§ Working data:
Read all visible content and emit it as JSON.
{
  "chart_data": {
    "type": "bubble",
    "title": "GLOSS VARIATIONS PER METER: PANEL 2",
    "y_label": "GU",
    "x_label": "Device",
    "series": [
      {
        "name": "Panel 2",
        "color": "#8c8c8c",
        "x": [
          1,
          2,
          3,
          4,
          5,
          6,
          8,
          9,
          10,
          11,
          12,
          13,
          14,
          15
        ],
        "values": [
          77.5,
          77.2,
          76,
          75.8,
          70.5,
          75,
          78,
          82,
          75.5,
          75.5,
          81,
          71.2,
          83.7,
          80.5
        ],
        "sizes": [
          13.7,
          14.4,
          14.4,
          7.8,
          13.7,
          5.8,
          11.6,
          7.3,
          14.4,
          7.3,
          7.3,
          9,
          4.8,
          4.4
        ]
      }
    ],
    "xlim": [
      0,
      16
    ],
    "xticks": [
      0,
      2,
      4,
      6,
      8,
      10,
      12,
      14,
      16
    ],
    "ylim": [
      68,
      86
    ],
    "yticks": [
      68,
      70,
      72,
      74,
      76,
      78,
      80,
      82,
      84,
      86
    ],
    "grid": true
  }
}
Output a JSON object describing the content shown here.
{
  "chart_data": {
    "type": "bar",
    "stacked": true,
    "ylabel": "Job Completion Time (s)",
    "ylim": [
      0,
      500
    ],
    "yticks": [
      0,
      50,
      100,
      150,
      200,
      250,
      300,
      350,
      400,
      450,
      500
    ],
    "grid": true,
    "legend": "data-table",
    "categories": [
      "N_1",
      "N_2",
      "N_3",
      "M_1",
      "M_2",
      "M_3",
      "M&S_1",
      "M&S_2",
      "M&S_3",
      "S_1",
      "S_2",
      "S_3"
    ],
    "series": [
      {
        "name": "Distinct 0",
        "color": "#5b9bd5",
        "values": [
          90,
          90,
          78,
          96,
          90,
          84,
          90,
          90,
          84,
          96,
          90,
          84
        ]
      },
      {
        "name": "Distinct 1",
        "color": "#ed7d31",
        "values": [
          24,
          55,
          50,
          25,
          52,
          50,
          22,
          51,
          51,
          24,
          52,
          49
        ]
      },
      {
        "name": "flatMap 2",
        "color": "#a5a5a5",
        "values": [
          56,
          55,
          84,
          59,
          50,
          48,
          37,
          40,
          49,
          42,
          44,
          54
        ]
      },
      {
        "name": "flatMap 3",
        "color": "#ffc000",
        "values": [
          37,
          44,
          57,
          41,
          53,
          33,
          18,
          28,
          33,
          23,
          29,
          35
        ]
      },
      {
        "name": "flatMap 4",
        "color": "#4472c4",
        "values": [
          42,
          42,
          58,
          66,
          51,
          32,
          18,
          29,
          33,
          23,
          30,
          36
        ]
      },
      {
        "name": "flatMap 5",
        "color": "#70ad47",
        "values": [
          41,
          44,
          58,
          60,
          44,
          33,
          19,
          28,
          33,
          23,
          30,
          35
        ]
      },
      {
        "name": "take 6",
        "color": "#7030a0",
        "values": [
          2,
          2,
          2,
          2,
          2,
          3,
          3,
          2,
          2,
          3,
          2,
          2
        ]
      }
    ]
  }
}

§ Work to complete: Exactly reproduce all of the entries above.

§ Solution below:
Read all visible content and emit it as JSON.
{
  "chart_data": {
    "type": "bubble",
    "title": "GLOSS VARIATIONS PER METER: PANEL 2",
    "y_label": "GU",
    "x_label": "Device",
    "series": [
      {
        "name": "Panel 2",
        "color": "#8c8c8c",
        "x": [
          1,
          2,
          3,
          4,
          5,
          6,
          8,
          9,
          10,
          11,
          12,
          13,
          14,
          15
        ],
        "values": [
          77.5,
          77.2,
          76,
          75.8,
          70.5,
          75,
          78,
          82,
          75.5,
          75.5,
          81,
          71.2,
          83.7,
          80.5
        ],
        "sizes": [
          13.7,
          14.4,
          14.4,
          7.8,
          13.7,
          5.8,
          11.6,
          7.3,
          14.4,
          7.3,
          7.3,
          9,
          4.8,
          4.4
        ]
      }
    ],
    "xlim": [
      0,
      16
    ],
    "xticks": [
      0,
      2,
      4,
      6,
      8,
      10,
      12,
      14,
      16
    ],
    "ylim": [
      68,
      86
    ],
    "yticks": [
      68,
      70,
      72,
      74,
      76,
      78,
      80,
      82,
      84,
      86
    ],
    "grid": true
  }
}
Output a JSON object describing the content shown here.
{
  "chart_data": {
    "type": "bar",
    "stacked": true,
    "ylabel": "Job Completion Time (s)",
    "ylim": [
      0,
      500
    ],
    "yticks": [
      0,
      50,
      100,
      150,
      200,
      250,
      300,
      350,
      400,
      450,
      500
    ],
    "grid": true,
    "legend": "data-table",
    "categories": [
      "N_1",
      "N_2",
      "N_3",
      "M_1",
      "M_2",
      "M_3",
      "M&S_1",
      "M&S_2",
      "M&S_3",
      "S_1",
      "S_2",
      "S_3"
    ],
    "series": [
      {
        "name": "Distinct 0",
        "color": "#5b9bd5",
        "values": [
          90,
          90,
          78,
          96,
          90,
          84,
          90,
          90,
          84,
          96,
          90,
          84
        ]
      },
      {
        "name": "Distinct 1",
        "color": "#ed7d31",
        "values": [
          24,
          55,
          50,
          25,
          52,
          50,
          22,
          51,
          51,
          24,
          52,
          49
        ]
      },
      {
        "name": "flatMap 2",
        "color": "#a5a5a5",
        "values": [
          56,
          55,
          84,
          59,
          50,
          48,
          37,
          40,
          49,
          42,
          44,
          54
        ]
      },
      {
        "name": "flatMap 3",
        "color": "#ffc000",
        "values": [
          37,
          44,
          57,
          41,
          53,
          33,
          18,
          28,
          33,
          23,
          29,
          35
        ]
      },
      {
        "name": "flatMap 4",
        "color": "#4472c4",
        "values": [
          42,
          42,
          58,
          66,
          51,
          32,
          18,
          29,
          33,
          23,
          30,
          36
        ]
      },
      {
        "name": "flatMap 5",
        "color": "#70ad47",
        "values": [
          41,
          44,
          58,
          60,
          44,
          33,
          19,
          28,
          33,
          23,
          30,
          35
        ]
      },
      {
        "name": "take 6",
        "color": "#7030a0",
        "values": [
          2,
          2,
          2,
          2,
          2,
          3,
          3,
          2,
          2,
          3,
          2,
          2
        ]
      }
    ]
  }
}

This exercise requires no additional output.